» Problem description: The entries below are to be written out again without alteration.

Dataset items
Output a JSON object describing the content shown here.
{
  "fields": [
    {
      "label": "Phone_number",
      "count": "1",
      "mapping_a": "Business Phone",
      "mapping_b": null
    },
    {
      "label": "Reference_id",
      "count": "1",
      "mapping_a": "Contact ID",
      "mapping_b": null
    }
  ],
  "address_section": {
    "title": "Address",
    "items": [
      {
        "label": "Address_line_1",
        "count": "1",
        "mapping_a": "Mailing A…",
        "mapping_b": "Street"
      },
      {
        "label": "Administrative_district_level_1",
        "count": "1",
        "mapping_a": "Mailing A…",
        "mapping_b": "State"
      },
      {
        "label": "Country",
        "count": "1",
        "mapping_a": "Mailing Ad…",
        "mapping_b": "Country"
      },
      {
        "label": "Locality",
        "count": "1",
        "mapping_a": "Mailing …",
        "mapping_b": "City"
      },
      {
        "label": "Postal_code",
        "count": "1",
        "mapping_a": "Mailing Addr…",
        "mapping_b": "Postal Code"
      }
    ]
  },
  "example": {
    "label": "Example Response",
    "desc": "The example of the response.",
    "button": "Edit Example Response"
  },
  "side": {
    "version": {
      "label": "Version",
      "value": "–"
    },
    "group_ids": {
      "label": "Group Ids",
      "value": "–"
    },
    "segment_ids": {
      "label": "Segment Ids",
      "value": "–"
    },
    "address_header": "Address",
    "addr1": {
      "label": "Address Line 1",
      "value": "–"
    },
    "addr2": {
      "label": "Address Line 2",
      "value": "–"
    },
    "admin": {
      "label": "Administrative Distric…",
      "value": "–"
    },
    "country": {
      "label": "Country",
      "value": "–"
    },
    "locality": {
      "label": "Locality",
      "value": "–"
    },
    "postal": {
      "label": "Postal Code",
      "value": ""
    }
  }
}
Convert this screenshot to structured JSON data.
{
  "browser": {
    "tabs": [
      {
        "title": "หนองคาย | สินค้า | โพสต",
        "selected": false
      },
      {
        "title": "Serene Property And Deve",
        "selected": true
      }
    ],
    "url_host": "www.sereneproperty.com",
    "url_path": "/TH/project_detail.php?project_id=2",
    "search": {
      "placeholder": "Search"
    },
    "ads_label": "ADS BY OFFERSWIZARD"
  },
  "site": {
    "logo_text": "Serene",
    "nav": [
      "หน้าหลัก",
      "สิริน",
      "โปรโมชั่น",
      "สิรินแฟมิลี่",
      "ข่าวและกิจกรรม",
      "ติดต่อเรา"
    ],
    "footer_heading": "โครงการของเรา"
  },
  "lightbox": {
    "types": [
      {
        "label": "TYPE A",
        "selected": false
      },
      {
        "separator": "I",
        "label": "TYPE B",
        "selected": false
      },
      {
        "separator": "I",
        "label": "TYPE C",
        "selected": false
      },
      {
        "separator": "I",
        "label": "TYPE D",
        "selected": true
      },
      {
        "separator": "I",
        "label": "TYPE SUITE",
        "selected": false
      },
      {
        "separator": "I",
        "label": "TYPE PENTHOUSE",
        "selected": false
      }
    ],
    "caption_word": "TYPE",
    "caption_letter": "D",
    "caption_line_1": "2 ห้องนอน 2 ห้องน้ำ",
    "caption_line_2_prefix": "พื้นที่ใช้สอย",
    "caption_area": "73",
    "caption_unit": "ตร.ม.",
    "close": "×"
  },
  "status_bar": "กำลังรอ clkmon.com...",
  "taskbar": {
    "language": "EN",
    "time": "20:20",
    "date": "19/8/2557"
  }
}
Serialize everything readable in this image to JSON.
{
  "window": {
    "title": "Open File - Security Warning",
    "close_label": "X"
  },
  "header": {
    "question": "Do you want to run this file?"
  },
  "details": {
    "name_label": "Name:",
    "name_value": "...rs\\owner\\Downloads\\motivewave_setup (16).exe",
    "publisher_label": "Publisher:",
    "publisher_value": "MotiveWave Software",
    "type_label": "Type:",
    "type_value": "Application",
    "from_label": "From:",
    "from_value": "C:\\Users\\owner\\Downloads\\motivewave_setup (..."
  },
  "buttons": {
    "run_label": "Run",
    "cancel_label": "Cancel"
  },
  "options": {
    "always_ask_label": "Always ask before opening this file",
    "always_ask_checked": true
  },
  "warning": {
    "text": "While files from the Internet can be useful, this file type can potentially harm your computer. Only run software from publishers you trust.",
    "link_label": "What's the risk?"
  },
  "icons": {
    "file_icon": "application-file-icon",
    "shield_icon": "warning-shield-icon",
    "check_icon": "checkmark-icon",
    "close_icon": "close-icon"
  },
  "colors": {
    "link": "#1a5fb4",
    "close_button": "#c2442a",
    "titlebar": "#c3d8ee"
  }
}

» Finished answer:
Output a JSON object describing the content shown here.
{
  "fields": [
    {
      "label": "Phone_number",
      "count": "1",
      "mapping_a": "Business Phone",
      "mapping_b": null
    },
    {
      "label": "Reference_id",
      "count": "1",
      "mapping_a": "Contact ID",
      "mapping_b": null
    }
  ],
  "address_section": {
    "title": "Address",
    "items": [
      {
        "label": "Address_line_1",
        "count": "1",
        "mapping_a": "Mailing A…",
        "mapping_b": "Street"
      },
      {
        "label": "Administrative_district_level_1",
        "count": "1",
        "mapping_a": "Mailing A…",
        "mapping_b": "State"
      },
      {
        "label": "Country",
        "count": "1",
        "mapping_a": "Mailing Ad…",
        "mapping_b": "Country"
      },
      {
        "label": "Locality",
        "count": "1",
        "mapping_a": "Mailing …",
        "mapping_b": "City"
      },
      {
        "label": "Postal_code",
        "count": "1",
        "mapping_a": "Mailing Addr…",
        "mapping_b": "Postal Code"
      }
    ]
  },
  "example": {
    "label": "Example Response",
    "desc": "The example of the response.",
    "button": "Edit Example Response"
  },
  "side": {
    "version": {
      "label": "Version",
      "value": "–"
    },
    "group_ids": {
      "label": "Group Ids",
      "value": "–"
    },
    "segment_ids": {
      "label": "Segment Ids",
      "value": "–"
    },
    "address_header": "Address",
    "addr1": {
      "label": "Address Line 1",
      "value": "–"
    },
    "addr2": {
      "label": "Address Line 2",
      "value": "–"
    },
    "admin": {
      "label": "Administrative Distric…",
      "value": "–"
    },
    "country": {
      "label": "Country",
      "value": "–"
    },
    "locality": {
      "label": "Locality",
      "value": "–"
    },
    "postal": {
      "label": "Postal Code",
      "value": ""
    }
  }
}
Convert this screenshot to structured JSON data.
{
  "browser": {
    "tabs": [
      {
        "title": "หนองคาย | สินค้า | โพสต",
        "selected": false
      },
      {
        "title": "Serene Property And Deve",
        "selected": true
      }
    ],
    "url_host": "www.sereneproperty.com",
    "url_path": "/TH/project_detail.php?project_id=2",
    "search": {
      "placeholder": "Search"
    },
    "ads_label": "ADS BY OFFERSWIZARD"
  },
  "site": {
    "logo_text": "Serene",
    "nav": [
      "หน้าหลัก",
      "สิริน",
      "โปรโมชั่น",
      "สิรินแฟมิลี่",
      "ข่าวและกิจกรรม",
      "ติดต่อเรา"
    ],
    "footer_heading": "โครงการของเรา"
  },
  "lightbox": {
    "types": [
      {
        "label": "TYPE A",
        "selected": false
      },
      {
        "separator": "I",
        "label": "TYPE B",
        "selected": false
      },
      {
        "separator": "I",
        "label": "TYPE C",
        "selected": false
      },
      {
        "separator": "I",
        "label": "TYPE D",
        "selected": true
      },
      {
        "separator": "I",
        "label": "TYPE SUITE",
        "selected": false
      },
      {
        "separator": "I",
        "label": "TYPE PENTHOUSE",
        "selected": false
      }
    ],
    "caption_word": "TYPE",
    "caption_letter": "D",
    "caption_line_1": "2 ห้องนอน 2 ห้องน้ำ",
    "caption_line_2_prefix": "พื้นที่ใช้สอย",
    "caption_area": "73",
    "caption_unit": "ตร.ม.",
    "close": "×"
  },
  "status_bar": "กำลังรอ clkmon.com...",
  "taskbar": {
    "language": "EN",
    "time": "20:20",
    "date": "19/8/2557"
  }
}
Serialize everything readable in this image to JSON.
{
  "window": {
    "title": "Open File - Security Warning",
    "close_label": "X"
  },
  "header": {
    "question": "Do you want to run this file?"
  },
  "details": {
    "name_label": "Name:",
    "name_value": "...rs\\owner\\Downloads\\motivewave_setup (16).exe",
    "publisher_label": "Publisher:",
    "publisher_value": "MotiveWave Software",
    "type_label": "Type:",
    "type_value": "Application",
    "from_label": "From:",
    "from_value": "C:\\Users\\owner\\Downloads\\motivewave_setup (..."
  },
  "buttons": {
    "run_label": "Run",
    "cancel_label": "Cancel"
  },
  "options": {
    "always_ask_label": "Always ask before opening this file",
    "always_ask_checked": true
  },
  "warning": {
    "text": "While files from the Internet can be useful, this file type can potentially harm your computer. Only run software from publishers you trust.",
    "link_label": "What's the risk?"
  },
  "icons": {
    "file_icon": "application-file-icon",
    "shield_icon": "warning-shield-icon",
    "check_icon": "checkmark-icon",
    "close_icon": "close-icon"
  },
  "colors": {
    "link": "#1a5fb4",
    "close_button": "#c2442a",
    "titlebar": "#c3d8ee"
  }
}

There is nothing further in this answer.